Task objective |
Reproduce all of the records exactly.

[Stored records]

------------------------------

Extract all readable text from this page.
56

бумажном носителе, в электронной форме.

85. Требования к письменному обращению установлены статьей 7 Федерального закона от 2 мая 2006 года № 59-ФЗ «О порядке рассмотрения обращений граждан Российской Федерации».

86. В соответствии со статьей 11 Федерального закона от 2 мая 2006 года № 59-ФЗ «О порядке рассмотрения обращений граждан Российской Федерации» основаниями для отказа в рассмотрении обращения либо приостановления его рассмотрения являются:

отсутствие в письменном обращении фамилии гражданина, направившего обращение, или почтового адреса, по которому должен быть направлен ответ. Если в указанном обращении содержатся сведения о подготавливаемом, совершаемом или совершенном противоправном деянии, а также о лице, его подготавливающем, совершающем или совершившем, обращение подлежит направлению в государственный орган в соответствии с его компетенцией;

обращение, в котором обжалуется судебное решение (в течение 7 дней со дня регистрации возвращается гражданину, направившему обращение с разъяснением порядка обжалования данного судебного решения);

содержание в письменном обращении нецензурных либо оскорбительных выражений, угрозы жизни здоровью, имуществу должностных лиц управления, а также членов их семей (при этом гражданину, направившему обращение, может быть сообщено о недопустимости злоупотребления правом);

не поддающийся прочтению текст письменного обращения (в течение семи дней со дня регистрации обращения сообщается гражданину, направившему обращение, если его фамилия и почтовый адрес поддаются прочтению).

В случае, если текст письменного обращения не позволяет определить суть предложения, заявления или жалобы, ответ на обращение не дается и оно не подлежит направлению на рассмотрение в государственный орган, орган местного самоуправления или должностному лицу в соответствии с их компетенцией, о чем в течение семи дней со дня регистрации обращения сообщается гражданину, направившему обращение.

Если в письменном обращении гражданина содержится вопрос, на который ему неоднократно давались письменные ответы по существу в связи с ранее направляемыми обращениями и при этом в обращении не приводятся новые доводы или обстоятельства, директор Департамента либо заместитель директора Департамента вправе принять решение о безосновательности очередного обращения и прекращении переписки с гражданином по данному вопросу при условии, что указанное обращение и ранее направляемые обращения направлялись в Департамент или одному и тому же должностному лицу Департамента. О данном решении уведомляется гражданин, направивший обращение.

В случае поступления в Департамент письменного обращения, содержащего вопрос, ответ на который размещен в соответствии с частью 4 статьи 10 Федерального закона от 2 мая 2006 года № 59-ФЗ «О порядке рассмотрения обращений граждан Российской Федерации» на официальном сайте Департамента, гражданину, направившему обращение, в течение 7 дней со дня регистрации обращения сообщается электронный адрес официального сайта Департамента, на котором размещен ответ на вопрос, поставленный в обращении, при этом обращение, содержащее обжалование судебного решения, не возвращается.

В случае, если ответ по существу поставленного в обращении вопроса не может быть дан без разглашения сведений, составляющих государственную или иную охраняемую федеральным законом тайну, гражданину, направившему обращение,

------------------------------

Full response |
Extract all readable text from this page.
56

бумажном носителе, в электронной форме.

85. Требования к письменному обращению установлены статьей 7 Федерального закона от 2 мая 2006 года № 59-ФЗ «О порядке рассмотрения обращений граждан Российской Федерации».

86. В соответствии со статьей 11 Федерального закона от 2 мая 2006 года № 59-ФЗ «О порядке рассмотрения обращений граждан Российской Федерации» основаниями для отказа в рассмотрении обращения либо приостановления его рассмотрения являются:

отсутствие в письменном обращении фамилии гражданина, направившего обращение, или почтового адреса, по которому должен быть направлен ответ. Если в указанном обращении содержатся сведения о подготавливаемом, совершаемом или совершенном противоправном деянии, а также о лице, его подготавливающем, совершающем или совершившем, обращение подлежит направлению в государственный орган в соответствии с его компетенцией;

обращение, в котором обжалуется судебное решение (в течение 7 дней со дня регистрации возвращается гражданину, направившему обращение с разъяснением порядка обжалования данного судебного решения);

содержание в письменном обращении нецензурных либо оскорбительных выражений, угрозы жизни здоровью, имуществу должностных лиц управления, а также членов их семей (при этом гражданину, направившему обращение, может быть сообщено о недопустимости злоупотребления правом);

не поддающийся прочтению текст письменного обращения (в течение семи дней со дня регистрации обращения сообщается гражданину, направившему обращение, если его фамилия и почтовый адрес поддаются прочтению).

В случае, если текст письменного обращения не позволяет определить суть предложения, заявления или жалобы, ответ на обращение не дается и оно не подлежит направлению на рассмотрение в государственный орган, орган местного самоуправления или должностному лицу в соответствии с их компетенцией, о чем в течение семи дней со дня регистрации обращения сообщается гражданину, направившему обращение.

Если в письменном обращении гражданина содержится вопрос, на который ему неоднократно давались письменные ответы по существу в связи с ранее направляемыми обращениями и при этом в обращении не приводятся новые доводы или обстоятельства, директор Департамента либо заместитель директора Департамента вправе принять решение о безосновательности очередного обращения и прекращении переписки с гражданином по данному вопросу при условии, что указанное обращение и ранее направляемые обращения направлялись в Департамент или одному и тому же должностному лицу Департамента. О данном решении уведомляется гражданин, направивший обращение.

В случае поступления в Департамент письменного обращения, содержащего вопрос, ответ на который размещен в соответствии с частью 4 статьи 10 Федерального закона от 2 мая 2006 года № 59-ФЗ «О порядке рассмотрения обращений граждан Российской Федерации» на официальном сайте Департамента, гражданину, направившему обращение, в течение 7 дней со дня регистрации обращения сообщается электронный адрес официального сайта Департамента, на котором размещен ответ на вопрос, поставленный в обращении, при этом обращение, содержащее обжалование судебного решения, не возвращается.

В случае, если ответ по существу поставленного в обращении вопроса не может быть дан без разглашения сведений, составляющих государственную или иную охраняемую федеральным законом тайну, гражданину, направившему обращение,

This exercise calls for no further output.